TASK REQUIREMENTS: Scan the listing below and copy every line holding "xlabel".

======== RECORDS SUPPLIED ========

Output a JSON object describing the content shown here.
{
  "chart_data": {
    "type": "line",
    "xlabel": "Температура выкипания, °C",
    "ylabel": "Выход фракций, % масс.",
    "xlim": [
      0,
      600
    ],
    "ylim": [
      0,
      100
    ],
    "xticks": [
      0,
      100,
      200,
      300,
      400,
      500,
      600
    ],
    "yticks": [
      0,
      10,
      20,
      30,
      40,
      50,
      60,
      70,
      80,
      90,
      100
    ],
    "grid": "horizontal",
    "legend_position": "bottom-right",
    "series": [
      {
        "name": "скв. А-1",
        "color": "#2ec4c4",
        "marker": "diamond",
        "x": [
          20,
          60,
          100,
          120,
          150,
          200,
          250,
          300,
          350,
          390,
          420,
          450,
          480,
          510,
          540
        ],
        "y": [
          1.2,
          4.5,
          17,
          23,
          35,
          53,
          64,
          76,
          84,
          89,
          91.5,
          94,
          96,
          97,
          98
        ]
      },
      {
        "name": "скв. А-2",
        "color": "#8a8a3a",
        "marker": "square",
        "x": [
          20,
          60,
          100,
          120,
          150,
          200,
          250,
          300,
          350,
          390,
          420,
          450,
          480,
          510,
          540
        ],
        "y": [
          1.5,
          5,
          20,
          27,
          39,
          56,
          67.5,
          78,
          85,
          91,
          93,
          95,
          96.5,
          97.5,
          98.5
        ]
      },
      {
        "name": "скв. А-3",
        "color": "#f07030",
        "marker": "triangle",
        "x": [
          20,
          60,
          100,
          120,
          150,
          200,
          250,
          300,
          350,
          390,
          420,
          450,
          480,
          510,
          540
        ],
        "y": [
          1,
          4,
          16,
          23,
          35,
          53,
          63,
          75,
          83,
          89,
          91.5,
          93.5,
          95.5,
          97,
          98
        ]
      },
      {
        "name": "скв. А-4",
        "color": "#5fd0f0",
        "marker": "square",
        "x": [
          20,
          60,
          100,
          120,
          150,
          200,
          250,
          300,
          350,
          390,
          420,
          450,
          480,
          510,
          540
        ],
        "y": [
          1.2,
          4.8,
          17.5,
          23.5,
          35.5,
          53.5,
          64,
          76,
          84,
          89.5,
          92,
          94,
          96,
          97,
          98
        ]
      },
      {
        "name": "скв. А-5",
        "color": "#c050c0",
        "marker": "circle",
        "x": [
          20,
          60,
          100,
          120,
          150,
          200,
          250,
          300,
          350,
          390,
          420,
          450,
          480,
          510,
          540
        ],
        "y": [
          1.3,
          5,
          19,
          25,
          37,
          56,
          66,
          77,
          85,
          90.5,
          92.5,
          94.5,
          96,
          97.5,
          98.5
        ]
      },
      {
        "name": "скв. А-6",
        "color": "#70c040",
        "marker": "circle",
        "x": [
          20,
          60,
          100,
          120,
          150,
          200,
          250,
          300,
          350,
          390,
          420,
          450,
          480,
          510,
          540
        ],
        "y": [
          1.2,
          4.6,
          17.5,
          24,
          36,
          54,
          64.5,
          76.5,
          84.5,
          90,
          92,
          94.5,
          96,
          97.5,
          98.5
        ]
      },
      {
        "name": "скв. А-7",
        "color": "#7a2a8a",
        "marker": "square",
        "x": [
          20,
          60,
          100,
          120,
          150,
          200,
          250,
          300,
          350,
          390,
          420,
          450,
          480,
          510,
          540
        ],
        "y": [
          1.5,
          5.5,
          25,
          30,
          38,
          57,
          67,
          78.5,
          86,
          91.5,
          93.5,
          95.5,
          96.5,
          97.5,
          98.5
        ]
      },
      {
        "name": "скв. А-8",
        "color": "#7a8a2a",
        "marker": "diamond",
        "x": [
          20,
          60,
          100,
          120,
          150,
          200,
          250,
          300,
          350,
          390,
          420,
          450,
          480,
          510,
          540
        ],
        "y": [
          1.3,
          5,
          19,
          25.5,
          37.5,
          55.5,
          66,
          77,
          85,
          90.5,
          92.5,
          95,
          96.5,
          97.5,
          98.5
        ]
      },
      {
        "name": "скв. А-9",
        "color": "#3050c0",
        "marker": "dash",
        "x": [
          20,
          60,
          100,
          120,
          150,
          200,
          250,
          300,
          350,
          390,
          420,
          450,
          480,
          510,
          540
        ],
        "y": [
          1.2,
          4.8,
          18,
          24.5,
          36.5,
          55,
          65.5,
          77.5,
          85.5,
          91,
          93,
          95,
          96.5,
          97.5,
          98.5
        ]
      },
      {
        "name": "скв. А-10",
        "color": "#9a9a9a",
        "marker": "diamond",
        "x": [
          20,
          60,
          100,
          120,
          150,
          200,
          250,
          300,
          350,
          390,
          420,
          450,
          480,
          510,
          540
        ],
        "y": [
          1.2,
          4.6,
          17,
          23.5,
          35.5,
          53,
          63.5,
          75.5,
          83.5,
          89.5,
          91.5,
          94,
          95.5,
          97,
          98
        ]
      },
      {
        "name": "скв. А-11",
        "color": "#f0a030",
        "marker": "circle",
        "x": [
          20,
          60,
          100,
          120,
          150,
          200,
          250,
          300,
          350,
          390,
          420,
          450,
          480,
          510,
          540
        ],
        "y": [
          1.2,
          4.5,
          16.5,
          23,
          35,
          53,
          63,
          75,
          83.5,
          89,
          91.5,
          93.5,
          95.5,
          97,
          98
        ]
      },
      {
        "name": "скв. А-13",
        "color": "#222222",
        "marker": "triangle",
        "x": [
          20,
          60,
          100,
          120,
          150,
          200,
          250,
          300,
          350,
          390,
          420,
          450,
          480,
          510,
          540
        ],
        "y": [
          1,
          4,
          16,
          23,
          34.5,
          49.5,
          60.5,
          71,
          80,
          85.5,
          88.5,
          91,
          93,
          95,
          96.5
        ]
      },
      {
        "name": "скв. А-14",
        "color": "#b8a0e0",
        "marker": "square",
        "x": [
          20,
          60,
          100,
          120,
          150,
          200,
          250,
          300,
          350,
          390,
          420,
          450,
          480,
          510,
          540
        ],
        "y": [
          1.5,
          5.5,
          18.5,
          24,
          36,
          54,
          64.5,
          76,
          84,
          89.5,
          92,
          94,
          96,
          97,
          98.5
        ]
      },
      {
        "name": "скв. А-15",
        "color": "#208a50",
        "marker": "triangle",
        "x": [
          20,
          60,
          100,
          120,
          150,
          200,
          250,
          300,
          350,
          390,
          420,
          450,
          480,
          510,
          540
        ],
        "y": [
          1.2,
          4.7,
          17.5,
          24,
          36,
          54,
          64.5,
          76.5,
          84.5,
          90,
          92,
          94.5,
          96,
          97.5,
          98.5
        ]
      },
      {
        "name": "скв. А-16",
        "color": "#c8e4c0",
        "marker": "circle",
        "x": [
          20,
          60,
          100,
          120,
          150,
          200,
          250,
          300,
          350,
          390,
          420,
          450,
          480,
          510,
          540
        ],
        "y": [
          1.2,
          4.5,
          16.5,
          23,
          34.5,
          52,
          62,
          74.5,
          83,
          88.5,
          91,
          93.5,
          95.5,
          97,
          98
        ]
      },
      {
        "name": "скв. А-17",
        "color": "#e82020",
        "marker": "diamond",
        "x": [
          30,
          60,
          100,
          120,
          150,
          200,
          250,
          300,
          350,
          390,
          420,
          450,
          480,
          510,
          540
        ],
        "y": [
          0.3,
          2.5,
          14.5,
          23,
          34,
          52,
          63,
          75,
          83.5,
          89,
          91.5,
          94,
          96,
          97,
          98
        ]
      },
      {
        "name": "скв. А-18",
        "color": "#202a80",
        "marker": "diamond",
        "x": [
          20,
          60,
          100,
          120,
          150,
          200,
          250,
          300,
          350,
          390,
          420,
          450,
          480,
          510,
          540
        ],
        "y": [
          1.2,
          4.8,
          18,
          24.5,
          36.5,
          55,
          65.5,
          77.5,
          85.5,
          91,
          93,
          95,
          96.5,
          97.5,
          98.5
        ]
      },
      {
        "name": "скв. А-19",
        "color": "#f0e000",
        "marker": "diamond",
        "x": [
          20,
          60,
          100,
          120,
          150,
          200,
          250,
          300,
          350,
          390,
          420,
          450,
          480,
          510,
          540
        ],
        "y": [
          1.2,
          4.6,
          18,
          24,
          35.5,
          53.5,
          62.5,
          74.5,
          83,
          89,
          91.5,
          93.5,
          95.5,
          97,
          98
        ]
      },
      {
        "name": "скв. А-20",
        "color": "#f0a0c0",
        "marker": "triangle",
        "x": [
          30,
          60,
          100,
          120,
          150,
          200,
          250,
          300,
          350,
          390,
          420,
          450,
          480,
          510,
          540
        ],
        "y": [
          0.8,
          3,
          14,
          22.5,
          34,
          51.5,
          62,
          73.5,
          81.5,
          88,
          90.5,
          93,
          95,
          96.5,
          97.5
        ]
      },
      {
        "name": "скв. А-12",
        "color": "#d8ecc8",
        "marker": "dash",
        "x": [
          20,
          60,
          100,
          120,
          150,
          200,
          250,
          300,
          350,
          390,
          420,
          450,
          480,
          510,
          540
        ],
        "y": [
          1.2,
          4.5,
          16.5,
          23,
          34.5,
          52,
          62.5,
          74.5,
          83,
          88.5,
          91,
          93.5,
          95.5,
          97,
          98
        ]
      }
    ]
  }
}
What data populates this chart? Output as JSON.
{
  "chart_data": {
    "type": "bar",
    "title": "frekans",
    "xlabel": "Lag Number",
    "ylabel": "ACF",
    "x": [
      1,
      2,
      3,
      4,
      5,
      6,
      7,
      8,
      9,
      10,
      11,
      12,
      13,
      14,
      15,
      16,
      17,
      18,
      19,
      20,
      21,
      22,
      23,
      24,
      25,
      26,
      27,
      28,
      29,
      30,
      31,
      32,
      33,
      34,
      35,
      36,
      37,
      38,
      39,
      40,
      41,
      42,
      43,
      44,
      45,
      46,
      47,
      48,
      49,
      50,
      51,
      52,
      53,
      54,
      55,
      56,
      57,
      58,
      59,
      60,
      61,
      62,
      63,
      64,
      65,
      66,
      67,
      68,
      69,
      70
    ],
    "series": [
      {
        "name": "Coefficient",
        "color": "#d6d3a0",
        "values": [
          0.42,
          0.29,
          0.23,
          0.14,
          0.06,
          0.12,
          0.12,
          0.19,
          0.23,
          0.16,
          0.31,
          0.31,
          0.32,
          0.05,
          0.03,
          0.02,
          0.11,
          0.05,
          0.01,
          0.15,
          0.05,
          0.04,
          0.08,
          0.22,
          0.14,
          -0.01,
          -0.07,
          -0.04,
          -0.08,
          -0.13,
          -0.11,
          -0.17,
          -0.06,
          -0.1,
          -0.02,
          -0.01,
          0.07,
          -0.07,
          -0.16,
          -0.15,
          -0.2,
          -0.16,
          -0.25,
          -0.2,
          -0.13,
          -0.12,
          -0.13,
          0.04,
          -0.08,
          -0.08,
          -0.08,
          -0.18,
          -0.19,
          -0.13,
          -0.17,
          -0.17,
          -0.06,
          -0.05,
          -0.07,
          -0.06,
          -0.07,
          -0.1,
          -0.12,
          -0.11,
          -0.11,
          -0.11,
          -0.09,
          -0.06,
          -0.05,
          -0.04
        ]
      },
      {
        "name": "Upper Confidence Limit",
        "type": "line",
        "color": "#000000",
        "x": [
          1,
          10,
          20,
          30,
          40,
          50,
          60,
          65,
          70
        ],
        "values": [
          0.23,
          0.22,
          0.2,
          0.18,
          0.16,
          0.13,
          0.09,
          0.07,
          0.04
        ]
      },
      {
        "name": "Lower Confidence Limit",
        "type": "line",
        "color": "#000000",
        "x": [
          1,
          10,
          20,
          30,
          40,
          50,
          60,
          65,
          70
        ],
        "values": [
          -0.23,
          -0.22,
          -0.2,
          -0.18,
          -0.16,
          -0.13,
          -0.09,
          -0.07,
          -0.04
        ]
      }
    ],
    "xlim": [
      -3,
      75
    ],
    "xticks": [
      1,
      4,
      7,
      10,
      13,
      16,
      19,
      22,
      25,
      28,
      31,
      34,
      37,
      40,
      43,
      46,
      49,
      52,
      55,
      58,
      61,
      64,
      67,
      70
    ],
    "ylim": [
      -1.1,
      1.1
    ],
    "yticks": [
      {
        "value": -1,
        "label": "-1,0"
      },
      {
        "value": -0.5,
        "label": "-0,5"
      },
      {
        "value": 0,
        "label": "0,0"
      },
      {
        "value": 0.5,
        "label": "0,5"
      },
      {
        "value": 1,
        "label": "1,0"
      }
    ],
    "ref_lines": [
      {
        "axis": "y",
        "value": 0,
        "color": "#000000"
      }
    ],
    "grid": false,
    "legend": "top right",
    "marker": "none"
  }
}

========

REPLY:
    "xlabel": "Температура выкипания, °C",
    "xlabel": "Lag Number",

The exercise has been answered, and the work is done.